▸ **Work to be completed**
Present the following data again exactly as it is shown.

▸ **Listing**
######

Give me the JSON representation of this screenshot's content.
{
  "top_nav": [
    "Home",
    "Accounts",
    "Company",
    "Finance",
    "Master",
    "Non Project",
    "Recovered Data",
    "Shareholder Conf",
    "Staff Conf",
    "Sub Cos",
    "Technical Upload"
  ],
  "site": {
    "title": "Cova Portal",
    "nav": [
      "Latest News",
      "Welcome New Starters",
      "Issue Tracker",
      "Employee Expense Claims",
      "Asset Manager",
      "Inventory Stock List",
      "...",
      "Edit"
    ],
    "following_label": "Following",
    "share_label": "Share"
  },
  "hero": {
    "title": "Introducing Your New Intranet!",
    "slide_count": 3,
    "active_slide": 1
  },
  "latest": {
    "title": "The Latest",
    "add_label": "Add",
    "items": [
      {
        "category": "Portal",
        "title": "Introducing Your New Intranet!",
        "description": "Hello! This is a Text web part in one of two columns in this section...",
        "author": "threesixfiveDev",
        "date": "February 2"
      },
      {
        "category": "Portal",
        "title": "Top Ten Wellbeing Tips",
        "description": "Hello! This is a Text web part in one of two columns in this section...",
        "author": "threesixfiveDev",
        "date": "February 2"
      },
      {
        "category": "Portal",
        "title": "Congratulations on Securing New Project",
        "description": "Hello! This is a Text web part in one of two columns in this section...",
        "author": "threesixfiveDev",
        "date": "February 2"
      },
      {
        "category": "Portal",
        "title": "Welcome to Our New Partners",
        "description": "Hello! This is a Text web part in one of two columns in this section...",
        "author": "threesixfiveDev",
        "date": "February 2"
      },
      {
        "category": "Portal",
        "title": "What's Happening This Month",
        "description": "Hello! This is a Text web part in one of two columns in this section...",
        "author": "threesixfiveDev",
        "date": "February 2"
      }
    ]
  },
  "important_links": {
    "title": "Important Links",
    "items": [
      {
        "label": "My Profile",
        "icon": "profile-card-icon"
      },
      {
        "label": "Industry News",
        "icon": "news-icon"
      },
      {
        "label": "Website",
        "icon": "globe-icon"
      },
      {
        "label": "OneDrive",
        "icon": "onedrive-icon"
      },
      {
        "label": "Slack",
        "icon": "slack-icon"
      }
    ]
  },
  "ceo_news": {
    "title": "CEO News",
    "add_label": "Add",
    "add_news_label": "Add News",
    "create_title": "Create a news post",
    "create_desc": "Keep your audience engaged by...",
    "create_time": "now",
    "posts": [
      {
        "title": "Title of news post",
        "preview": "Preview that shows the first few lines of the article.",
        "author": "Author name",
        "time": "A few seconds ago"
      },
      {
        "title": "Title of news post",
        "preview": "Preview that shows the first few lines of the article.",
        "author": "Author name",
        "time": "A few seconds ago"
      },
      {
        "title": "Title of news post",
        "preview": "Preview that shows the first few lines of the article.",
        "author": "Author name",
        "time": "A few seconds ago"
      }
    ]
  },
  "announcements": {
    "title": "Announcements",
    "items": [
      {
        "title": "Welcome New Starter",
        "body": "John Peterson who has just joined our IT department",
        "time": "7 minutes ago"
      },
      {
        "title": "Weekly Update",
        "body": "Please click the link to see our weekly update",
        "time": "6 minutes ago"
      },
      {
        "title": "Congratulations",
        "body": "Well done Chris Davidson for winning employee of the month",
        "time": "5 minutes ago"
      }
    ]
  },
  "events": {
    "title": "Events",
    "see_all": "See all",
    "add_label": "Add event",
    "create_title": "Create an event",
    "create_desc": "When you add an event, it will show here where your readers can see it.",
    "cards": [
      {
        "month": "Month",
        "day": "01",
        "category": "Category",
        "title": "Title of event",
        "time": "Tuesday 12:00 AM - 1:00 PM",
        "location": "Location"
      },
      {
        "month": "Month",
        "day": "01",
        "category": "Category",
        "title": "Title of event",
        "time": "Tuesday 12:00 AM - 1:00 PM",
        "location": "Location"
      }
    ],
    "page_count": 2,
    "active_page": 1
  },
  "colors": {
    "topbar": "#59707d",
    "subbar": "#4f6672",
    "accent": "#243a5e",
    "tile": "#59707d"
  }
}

######

▸ **Solution**
Give me the JSON representation of this screenshot's content.
{
  "top_nav": [
    "Home",
    "Accounts",
    "Company",
    "Finance",
    "Master",
    "Non Project",
    "Recovered Data",
    "Shareholder Conf",
    "Staff Conf",
    "Sub Cos",
    "Technical Upload"
  ],
  "site": {
    "title": "Cova Portal",
    "nav": [
      "Latest News",
      "Welcome New Starters",
      "Issue Tracker",
      "Employee Expense Claims",
      "Asset Manager",
      "Inventory Stock List",
      "...",
      "Edit"
    ],
    "following_label": "Following",
    "share_label": "Share"
  },
  "hero": {
    "title": "Introducing Your New Intranet!",
    "slide_count": 3,
    "active_slide": 1
  },
  "latest": {
    "title": "The Latest",
    "add_label": "Add",
    "items": [
      {
        "category": "Portal",
        "title": "Introducing Your New Intranet!",
        "description": "Hello! This is a Text web part in one of two columns in this section...",
        "author": "threesixfiveDev",
        "date": "February 2"
      },
      {
        "category": "Portal",
        "title": "Top Ten Wellbeing Tips",
        "description": "Hello! This is a Text web part in one of two columns in this section...",
        "author": "threesixfiveDev",
        "date": "February 2"
      },
      {
        "category": "Portal",
        "title": "Congratulations on Securing New Project",
        "description": "Hello! This is a Text web part in one of two columns in this section...",
        "author": "threesixfiveDev",
        "date": "February 2"
      },
      {
        "category": "Portal",
        "title": "Welcome to Our New Partners",
        "description": "Hello! This is a Text web part in one of two columns in this section...",
        "author": "threesixfiveDev",
        "date": "February 2"
      },
      {
        "category": "Portal",
        "title": "What's Happening This Month",
        "description": "Hello! This is a Text web part in one of two columns in this section...",
        "author": "threesixfiveDev",
        "date": "February 2"
      }
    ]
  },
  "important_links": {
    "title": "Important Links",
    "items": [
      {
        "label": "My Profile",
        "icon": "profile-card-icon"
      },
      {
        "label": "Industry News",
        "icon": "news-icon"
      },
      {
        "label": "Website",
        "icon": "globe-icon"
      },
      {
        "label": "OneDrive",
        "icon": "onedrive-icon"
      },
      {
        "label": "Slack",
        "icon": "slack-icon"
      }
    ]
  },
  "ceo_news": {
    "title": "CEO News",
    "add_label": "Add",
    "add_news_label": "Add News",
    "create_title": "Create a news post",
    "create_desc": "Keep your audience engaged by...",
    "create_time": "now",
    "posts": [
      {
        "title": "Title of news post",
        "preview": "Preview that shows the first few lines of the article.",
        "author": "Author name",
        "time": "A few seconds ago"
      },
      {
        "title": "Title of news post",
        "preview": "Preview that shows the first few lines of the article.",
        "author": "Author name",
        "time": "A few seconds ago"
      },
      {
        "title": "Title of news post",
        "preview": "Preview that shows the first few lines of the article.",
        "author": "Author name",
        "time": "A few seconds ago"
      }
    ]
  },
  "announcements": {
    "title": "Announcements",
    "items": [
      {
        "title": "Welcome New Starter",
        "body": "John Peterson who has just joined our IT department",
        "time": "7 minutes ago"
      },
      {
        "title": "Weekly Update",
        "body": "Please click the link to see our weekly update",
        "time": "6 minutes ago"
      },
      {
        "title": "Congratulations",
        "body": "Well done Chris Davidson for winning employee of the month",
        "time": "5 minutes ago"
      }
    ]
  },
  "events": {
    "title": "Events",
    "see_all": "See all",
    "add_label": "Add event",
    "create_title": "Create an event",
    "create_desc": "When you add an event, it will show here where your readers can see it.",
    "cards": [
      {
        "month": "Month",
        "day": "01",
        "category": "Category",
        "title": "Title of event",
        "time": "Tuesday 12:00 AM - 1:00 PM",
        "location": "Location"
      },
      {
        "month": "Month",
        "day": "01",
        "category": "Category",
        "title": "Title of event",
        "time": "Tuesday 12:00 AM - 1:00 PM",
        "location": "Location"
      }
    ],
    "page_count": 2,
    "active_page": 1
  },
  "colors": {
    "topbar": "#59707d",
    "subbar": "#4f6672",
    "accent": "#243a5e",
    "tile": "#59707d"
  }
}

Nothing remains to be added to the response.